— START OF Data provided —

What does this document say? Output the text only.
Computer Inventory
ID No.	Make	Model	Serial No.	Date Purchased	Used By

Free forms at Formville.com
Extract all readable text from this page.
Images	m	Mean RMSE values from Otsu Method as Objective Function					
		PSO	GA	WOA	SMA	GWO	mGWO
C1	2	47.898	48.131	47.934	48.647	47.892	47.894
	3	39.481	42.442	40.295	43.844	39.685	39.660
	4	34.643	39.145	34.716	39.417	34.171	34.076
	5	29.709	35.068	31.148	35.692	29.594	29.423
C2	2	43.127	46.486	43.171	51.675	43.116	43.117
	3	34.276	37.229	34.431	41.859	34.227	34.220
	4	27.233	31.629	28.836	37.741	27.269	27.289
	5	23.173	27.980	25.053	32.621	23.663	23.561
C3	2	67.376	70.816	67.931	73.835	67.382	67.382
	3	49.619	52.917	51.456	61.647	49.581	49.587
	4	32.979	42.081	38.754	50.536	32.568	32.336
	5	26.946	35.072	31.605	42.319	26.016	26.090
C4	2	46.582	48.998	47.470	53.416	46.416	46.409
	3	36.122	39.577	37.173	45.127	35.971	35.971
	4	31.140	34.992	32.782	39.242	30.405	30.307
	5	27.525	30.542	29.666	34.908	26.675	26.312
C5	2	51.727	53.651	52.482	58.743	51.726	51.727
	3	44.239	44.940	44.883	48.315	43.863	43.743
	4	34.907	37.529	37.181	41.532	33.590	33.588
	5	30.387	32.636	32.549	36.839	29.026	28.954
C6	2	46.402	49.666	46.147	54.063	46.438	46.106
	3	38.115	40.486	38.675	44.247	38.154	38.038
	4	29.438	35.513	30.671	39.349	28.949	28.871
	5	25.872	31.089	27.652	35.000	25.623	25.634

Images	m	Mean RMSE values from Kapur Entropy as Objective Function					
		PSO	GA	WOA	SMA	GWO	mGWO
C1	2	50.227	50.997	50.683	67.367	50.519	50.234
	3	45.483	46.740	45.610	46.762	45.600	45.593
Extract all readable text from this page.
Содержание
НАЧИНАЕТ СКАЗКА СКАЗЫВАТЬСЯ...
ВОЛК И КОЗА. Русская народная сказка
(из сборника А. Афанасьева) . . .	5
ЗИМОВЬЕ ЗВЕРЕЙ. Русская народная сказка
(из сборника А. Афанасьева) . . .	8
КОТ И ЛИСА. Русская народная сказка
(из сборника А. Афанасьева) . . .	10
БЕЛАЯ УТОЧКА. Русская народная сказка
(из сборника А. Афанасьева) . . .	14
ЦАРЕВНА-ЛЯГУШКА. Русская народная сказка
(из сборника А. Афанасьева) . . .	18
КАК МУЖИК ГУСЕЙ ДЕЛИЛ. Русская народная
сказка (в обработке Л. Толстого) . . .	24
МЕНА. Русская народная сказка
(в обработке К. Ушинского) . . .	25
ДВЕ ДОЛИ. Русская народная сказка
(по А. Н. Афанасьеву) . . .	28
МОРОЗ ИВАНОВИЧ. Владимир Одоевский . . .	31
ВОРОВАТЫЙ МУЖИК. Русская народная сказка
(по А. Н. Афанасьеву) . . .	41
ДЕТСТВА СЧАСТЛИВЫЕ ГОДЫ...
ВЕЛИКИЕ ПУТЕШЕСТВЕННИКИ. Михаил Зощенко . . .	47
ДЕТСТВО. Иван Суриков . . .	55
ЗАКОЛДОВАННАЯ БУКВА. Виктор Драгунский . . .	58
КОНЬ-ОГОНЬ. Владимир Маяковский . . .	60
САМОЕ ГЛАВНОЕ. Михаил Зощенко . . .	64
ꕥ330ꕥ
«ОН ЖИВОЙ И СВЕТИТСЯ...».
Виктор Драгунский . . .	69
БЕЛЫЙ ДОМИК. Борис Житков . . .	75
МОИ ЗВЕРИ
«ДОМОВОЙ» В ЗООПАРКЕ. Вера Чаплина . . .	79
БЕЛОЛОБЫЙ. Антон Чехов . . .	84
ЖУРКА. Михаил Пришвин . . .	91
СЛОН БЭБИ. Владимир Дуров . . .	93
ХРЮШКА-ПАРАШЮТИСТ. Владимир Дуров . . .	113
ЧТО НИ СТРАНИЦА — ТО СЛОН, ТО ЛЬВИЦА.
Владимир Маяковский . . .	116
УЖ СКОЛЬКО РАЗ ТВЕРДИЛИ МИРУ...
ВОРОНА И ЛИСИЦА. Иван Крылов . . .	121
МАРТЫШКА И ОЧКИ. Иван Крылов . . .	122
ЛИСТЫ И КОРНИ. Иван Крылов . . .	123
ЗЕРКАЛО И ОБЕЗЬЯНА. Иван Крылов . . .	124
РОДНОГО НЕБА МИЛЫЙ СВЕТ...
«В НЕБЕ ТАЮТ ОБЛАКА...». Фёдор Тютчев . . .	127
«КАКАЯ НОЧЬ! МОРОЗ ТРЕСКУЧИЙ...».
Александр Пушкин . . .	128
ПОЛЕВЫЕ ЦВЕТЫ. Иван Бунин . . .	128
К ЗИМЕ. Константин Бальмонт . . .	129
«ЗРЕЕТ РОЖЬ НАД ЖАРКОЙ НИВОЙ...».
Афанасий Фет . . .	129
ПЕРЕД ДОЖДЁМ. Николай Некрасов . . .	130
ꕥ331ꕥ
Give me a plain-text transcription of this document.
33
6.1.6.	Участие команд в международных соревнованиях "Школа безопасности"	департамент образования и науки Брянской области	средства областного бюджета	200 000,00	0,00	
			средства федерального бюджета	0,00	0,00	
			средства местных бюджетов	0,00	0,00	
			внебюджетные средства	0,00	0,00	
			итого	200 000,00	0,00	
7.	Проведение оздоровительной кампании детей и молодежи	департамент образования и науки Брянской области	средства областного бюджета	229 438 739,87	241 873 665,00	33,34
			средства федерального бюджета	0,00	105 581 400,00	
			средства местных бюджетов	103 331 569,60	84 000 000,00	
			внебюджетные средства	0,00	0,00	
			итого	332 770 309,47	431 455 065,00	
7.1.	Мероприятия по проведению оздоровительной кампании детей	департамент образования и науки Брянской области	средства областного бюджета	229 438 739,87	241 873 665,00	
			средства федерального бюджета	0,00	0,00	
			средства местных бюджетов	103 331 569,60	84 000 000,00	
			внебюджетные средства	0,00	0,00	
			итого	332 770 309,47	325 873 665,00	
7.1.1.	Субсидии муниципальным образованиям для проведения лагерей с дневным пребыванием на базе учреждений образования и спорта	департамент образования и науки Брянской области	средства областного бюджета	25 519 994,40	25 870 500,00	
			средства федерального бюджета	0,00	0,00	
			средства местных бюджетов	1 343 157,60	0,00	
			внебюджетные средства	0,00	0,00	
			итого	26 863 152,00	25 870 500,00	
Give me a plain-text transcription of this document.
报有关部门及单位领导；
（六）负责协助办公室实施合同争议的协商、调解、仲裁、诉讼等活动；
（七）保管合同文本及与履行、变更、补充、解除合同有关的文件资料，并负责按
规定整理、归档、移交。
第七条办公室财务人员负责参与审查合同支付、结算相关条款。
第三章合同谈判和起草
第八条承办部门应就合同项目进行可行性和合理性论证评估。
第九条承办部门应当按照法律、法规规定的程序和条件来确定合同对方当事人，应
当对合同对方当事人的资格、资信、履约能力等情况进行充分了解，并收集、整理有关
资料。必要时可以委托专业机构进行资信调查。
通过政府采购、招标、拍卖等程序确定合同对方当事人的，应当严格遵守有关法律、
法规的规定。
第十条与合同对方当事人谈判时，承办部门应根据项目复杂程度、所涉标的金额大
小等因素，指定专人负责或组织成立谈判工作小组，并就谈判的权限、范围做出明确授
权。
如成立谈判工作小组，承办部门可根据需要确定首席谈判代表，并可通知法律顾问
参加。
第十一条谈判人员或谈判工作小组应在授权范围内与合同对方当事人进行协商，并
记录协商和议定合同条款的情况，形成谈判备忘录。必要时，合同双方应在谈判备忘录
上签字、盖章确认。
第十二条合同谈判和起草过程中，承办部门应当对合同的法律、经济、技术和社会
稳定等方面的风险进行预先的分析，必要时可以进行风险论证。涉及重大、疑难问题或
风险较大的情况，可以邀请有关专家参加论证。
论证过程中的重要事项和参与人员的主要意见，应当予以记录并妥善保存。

— END OF Data provided —

» Short exercise: Copy every line of the material in which the word "Images" occurs.

» Task solution:
Images	m	Mean RMSE values from Otsu Method as Objective Function					
Images	m	Mean RMSE values from Kapur Entropy as Objective Function					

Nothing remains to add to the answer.